▸ Objective
Filter the data below for the string "What" and copy each matching line.

___

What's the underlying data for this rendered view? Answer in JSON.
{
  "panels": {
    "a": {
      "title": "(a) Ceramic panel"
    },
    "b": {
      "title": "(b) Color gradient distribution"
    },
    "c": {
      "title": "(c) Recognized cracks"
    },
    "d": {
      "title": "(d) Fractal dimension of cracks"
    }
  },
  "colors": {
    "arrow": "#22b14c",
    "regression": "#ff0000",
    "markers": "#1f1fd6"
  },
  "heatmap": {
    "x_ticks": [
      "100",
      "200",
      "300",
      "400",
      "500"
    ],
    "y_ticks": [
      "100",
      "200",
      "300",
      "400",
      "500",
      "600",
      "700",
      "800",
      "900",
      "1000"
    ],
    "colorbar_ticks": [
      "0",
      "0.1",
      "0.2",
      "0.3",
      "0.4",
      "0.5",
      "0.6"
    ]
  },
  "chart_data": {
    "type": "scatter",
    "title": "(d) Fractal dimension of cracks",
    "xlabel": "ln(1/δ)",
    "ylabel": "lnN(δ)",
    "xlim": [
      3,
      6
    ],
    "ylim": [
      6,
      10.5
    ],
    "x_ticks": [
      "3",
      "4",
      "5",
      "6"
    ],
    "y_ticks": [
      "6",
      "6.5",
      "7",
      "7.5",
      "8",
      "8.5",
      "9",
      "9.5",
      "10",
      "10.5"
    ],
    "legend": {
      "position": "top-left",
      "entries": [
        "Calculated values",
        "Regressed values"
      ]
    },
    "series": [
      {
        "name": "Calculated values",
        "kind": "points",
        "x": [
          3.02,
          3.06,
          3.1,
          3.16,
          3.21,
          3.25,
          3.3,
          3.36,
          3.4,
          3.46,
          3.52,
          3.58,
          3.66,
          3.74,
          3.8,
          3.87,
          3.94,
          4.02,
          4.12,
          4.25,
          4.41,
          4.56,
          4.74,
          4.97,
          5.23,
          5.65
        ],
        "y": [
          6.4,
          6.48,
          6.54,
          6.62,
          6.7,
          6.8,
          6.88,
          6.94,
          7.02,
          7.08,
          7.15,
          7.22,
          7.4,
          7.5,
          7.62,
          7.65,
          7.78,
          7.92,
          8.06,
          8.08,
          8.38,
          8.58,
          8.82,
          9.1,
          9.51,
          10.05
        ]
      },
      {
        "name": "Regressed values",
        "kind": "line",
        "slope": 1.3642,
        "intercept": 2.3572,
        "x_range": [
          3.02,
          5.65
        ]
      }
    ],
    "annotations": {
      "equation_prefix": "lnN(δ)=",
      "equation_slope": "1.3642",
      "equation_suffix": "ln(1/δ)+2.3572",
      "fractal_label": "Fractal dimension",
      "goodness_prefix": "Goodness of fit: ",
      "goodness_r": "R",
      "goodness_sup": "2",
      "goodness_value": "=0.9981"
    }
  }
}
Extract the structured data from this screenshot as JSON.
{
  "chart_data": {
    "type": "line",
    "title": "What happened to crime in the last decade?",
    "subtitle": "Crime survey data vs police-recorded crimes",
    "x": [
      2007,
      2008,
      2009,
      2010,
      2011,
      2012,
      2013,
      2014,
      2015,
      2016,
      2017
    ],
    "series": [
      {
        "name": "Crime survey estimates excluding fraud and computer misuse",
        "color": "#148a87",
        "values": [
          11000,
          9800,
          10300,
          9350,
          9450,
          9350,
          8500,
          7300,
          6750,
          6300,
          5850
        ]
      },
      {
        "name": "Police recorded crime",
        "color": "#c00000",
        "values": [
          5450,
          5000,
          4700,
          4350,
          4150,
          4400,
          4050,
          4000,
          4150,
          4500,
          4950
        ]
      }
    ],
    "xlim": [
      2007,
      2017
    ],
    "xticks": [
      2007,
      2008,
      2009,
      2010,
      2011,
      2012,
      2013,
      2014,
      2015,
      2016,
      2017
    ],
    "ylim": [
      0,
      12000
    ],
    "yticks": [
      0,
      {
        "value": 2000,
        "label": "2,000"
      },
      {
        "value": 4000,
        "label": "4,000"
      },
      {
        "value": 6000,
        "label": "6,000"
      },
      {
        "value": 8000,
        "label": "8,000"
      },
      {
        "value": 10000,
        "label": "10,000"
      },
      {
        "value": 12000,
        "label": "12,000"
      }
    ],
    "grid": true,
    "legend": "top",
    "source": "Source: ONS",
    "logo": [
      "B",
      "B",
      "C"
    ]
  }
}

___

▸ Written solution
What's the underlying data for this rendered view? Answer in JSON.
    "title": "What happened to crime in the last decade?",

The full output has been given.